--- begin ---

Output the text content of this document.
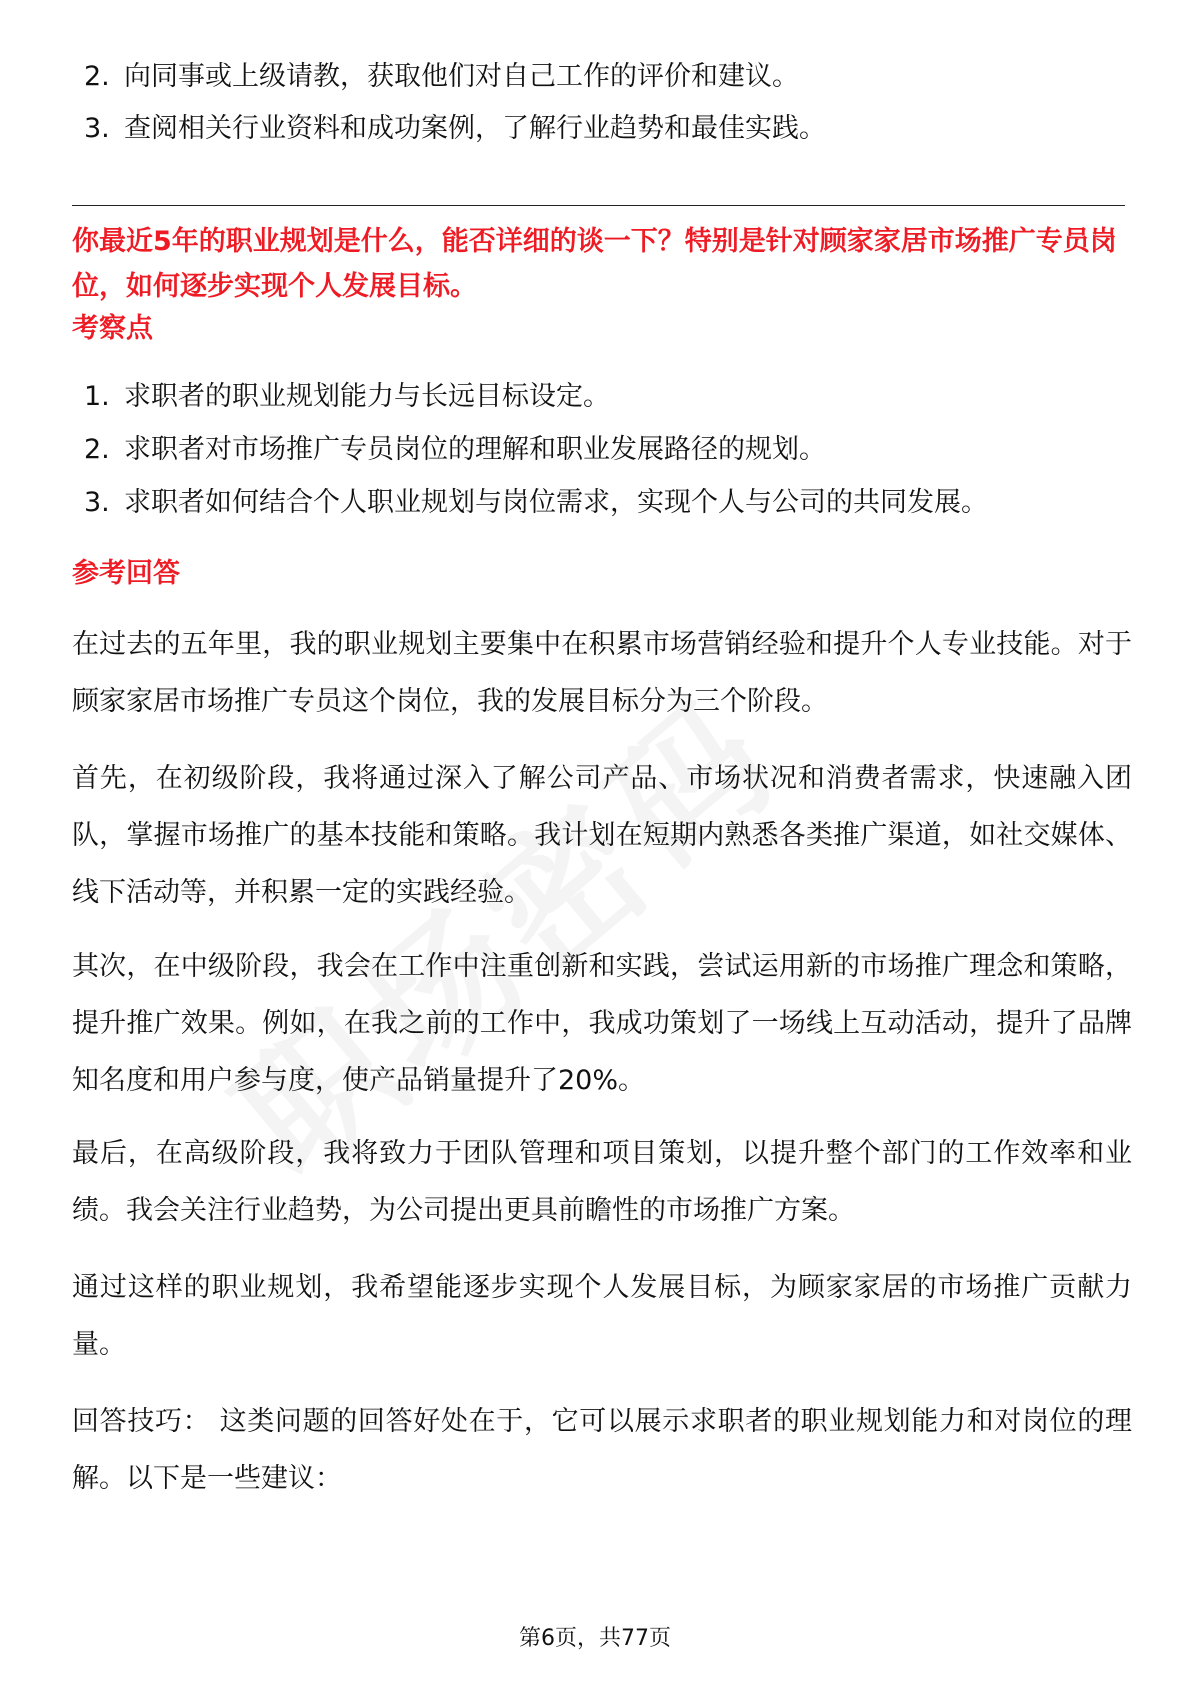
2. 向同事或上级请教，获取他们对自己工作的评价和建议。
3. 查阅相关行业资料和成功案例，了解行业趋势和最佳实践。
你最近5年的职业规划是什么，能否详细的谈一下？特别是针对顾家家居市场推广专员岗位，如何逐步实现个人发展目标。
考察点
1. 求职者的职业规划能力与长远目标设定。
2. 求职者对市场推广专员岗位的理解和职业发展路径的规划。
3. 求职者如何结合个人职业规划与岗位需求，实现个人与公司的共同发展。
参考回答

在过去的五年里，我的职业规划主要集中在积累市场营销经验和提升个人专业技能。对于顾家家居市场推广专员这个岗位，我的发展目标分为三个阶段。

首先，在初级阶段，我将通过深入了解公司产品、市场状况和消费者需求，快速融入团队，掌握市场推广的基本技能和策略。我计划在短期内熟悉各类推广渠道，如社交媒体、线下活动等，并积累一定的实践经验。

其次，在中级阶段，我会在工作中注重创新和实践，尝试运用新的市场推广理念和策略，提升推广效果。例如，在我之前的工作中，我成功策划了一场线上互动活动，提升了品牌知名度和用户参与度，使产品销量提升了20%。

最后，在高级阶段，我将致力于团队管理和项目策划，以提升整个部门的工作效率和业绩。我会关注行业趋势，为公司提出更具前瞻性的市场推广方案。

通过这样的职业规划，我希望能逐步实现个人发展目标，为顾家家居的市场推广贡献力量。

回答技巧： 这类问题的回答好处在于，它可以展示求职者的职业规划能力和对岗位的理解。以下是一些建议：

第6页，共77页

--- end ---

-- Directions for this task --
Copy out every line of the material above exactly, skipping the pictures.

-- Exercise result --
Output the text content of this document.
2. 向同事或上级请教，获取他们对自己工作的评价和建议。
3. 查阅相关行业资料和成功案例，了解行业趋势和最佳实践。
你最近5年的职业规划是什么，能否详细的谈一下？特别是针对顾家家居市场推广专员岗位，如何逐步实现个人发展目标。
考察点
1. 求职者的职业规划能力与长远目标设定。
2. 求职者对市场推广专员岗位的理解和职业发展路径的规划。
3. 求职者如何结合个人职业规划与岗位需求，实现个人与公司的共同发展。
参考回答

在过去的五年里，我的职业规划主要集中在积累市场营销经验和提升个人专业技能。对于顾家家居市场推广专员这个岗位，我的发展目标分为三个阶段。

首先，在初级阶段，我将通过深入了解公司产品、市场状况和消费者需求，快速融入团队，掌握市场推广的基本技能和策略。我计划在短期内熟悉各类推广渠道，如社交媒体、线下活动等，并积累一定的实践经验。

其次，在中级阶段，我会在工作中注重创新和实践，尝试运用新的市场推广理念和策略，提升推广效果。例如，在我之前的工作中，我成功策划了一场线上互动活动，提升了品牌知名度和用户参与度，使产品销量提升了20%。

最后，在高级阶段，我将致力于团队管理和项目策划，以提升整个部门的工作效率和业绩。我会关注行业趋势，为公司提出更具前瞻性的市场推广方案。

通过这样的职业规划，我希望能逐步实现个人发展目标，为顾家家居的市场推广贡献力量。

回答技巧： 这类问题的回答好处在于，它可以展示求职者的职业规划能力和对岗位的理解。以下是一些建议：

第6页，共77页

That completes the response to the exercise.